__Goal of the exercise__
Wherever "Hutton" appears in a line, list that line.
+ + +
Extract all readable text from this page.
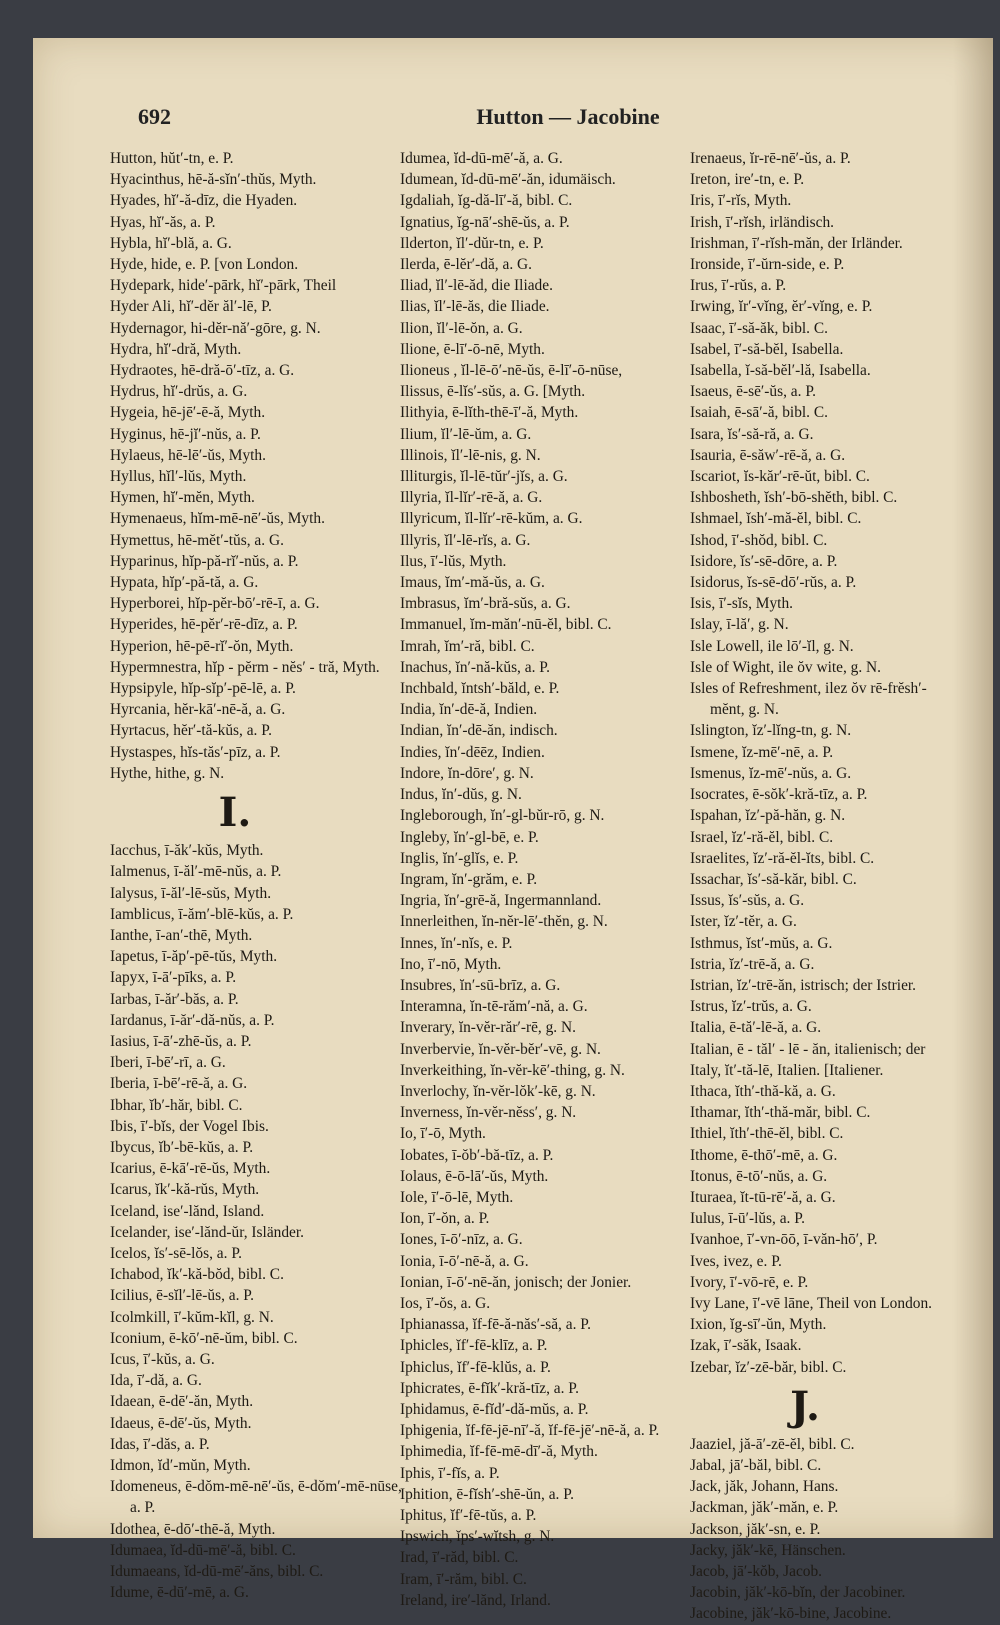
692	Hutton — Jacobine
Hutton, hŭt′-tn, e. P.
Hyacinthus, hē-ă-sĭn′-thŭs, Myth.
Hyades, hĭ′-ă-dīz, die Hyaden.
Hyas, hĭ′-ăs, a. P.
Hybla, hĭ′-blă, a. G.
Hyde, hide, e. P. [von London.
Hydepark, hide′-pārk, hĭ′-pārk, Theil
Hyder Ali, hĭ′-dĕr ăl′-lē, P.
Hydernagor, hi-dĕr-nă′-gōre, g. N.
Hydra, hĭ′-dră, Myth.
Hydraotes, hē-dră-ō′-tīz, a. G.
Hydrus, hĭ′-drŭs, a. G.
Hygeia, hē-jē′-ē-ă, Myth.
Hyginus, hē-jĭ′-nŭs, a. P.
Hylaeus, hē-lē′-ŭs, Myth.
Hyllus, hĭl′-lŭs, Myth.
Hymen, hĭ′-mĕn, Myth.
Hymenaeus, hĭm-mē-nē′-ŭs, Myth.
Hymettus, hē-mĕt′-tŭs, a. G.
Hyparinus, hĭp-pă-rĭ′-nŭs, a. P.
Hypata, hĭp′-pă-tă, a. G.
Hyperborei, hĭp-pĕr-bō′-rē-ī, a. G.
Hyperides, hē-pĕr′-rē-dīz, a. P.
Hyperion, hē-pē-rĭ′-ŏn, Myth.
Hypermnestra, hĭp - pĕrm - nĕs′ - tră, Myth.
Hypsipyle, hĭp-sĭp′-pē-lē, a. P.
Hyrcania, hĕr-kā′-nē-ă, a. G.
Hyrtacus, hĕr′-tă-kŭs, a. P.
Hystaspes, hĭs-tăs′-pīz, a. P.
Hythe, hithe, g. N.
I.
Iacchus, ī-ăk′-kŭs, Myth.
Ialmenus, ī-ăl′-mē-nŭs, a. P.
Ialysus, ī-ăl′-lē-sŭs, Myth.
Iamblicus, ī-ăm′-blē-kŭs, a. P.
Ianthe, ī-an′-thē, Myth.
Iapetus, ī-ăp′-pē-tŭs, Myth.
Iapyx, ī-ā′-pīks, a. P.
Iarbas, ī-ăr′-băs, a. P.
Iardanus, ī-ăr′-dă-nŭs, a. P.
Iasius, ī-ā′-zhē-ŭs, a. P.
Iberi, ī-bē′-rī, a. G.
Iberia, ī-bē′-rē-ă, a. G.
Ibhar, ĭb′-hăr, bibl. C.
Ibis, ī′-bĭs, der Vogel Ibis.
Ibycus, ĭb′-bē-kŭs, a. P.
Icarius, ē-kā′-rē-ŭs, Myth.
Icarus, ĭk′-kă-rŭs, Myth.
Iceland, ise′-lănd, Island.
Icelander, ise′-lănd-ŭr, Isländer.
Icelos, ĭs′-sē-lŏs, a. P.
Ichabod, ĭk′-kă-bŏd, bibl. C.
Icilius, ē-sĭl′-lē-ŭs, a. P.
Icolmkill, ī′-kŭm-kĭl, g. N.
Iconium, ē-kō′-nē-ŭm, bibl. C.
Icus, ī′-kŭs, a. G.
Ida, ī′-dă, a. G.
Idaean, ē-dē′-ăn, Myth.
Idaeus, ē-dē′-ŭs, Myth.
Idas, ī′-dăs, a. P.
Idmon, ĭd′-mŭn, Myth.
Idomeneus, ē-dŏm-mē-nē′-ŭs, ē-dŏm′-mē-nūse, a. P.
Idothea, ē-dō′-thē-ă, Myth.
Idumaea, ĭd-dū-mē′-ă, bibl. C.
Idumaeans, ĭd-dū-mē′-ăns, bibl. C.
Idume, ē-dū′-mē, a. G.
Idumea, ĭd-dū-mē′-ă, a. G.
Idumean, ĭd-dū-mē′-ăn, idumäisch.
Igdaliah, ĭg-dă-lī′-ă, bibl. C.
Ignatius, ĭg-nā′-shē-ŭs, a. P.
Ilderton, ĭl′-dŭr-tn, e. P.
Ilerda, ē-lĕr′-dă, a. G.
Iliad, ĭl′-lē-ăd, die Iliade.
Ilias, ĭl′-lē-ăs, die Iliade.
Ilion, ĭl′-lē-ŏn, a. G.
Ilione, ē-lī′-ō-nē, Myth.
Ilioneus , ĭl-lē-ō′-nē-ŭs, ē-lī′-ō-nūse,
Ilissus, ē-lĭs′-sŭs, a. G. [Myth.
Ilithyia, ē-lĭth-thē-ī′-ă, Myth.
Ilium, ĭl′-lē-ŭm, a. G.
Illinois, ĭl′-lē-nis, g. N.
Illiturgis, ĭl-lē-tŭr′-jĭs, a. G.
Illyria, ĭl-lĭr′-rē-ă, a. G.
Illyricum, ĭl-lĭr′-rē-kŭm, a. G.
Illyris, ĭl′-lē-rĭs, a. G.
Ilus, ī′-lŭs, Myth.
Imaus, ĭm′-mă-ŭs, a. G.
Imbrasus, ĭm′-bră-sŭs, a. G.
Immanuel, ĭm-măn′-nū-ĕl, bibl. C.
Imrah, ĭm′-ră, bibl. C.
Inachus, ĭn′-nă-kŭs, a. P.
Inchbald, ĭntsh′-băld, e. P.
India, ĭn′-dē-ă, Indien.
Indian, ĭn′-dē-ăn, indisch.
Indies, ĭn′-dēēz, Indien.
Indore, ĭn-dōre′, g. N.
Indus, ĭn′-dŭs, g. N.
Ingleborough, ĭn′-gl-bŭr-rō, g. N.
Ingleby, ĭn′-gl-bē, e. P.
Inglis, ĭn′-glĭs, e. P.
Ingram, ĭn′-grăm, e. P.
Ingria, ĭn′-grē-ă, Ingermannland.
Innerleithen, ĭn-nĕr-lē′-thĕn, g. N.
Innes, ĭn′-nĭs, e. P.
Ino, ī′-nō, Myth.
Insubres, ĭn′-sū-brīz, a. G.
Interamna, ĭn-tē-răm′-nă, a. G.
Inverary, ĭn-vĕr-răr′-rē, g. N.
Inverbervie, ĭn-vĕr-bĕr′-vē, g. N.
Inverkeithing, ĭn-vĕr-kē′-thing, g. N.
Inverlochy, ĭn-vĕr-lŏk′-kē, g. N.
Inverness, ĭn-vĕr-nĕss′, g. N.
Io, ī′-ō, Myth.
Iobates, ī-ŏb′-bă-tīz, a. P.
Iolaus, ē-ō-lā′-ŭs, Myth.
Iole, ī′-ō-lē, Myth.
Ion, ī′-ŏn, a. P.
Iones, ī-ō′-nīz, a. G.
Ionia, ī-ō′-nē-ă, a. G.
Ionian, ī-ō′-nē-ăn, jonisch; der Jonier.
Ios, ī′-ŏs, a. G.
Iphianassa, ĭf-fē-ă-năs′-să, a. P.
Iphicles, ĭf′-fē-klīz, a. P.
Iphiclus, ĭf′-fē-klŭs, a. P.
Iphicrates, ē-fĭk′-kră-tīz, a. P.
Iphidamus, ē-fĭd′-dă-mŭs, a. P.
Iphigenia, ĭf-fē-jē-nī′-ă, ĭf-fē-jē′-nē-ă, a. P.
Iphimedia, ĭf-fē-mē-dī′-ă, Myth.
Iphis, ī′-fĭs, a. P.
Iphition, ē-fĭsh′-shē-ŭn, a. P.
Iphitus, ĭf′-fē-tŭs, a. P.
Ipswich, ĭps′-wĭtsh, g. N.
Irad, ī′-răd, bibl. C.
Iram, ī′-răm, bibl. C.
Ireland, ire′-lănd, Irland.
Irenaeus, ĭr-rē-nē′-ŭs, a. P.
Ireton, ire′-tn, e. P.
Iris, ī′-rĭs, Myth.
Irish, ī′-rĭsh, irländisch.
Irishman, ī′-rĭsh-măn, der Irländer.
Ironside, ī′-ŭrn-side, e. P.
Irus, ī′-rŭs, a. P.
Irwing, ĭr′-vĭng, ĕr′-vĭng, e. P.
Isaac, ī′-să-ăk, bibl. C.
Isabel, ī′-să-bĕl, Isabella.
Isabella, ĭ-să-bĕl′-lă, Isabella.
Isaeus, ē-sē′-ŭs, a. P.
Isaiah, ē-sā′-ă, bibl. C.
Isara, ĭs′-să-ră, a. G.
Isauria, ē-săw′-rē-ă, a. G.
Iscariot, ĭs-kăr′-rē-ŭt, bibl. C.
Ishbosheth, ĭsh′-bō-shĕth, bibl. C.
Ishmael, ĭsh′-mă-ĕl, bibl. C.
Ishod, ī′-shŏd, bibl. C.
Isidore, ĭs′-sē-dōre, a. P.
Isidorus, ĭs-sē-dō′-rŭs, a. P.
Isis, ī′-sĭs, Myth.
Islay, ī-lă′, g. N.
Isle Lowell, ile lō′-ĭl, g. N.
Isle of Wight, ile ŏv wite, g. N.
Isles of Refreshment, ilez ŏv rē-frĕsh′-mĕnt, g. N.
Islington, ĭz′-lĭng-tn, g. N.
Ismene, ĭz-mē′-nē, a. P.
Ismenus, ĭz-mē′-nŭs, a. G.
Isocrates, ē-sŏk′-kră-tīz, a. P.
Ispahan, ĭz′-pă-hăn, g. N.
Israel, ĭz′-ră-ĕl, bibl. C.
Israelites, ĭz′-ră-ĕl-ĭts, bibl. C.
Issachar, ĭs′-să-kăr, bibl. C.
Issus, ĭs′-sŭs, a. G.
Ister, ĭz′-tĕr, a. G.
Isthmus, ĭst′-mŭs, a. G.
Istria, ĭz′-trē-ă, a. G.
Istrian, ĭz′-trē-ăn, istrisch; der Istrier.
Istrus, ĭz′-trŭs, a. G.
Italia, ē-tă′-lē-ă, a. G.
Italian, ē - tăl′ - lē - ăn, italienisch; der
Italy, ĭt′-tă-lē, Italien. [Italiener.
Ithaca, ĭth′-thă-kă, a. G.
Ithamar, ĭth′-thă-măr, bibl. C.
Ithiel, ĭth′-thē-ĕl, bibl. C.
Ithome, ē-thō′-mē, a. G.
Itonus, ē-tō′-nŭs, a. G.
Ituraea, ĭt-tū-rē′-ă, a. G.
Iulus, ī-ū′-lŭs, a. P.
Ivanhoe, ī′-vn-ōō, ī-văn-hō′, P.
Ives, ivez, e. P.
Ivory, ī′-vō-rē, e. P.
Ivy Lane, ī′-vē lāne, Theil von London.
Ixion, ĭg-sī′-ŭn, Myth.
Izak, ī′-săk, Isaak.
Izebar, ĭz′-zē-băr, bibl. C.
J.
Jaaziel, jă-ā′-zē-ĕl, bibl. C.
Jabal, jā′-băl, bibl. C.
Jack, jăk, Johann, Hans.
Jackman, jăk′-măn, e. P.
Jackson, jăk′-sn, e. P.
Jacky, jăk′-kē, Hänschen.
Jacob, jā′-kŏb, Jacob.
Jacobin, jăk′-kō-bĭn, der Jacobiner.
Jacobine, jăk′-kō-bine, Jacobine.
+ + +
__Full answer__
692	Hutton — Jacobine
Hutton, hŭt′-tn, e. P.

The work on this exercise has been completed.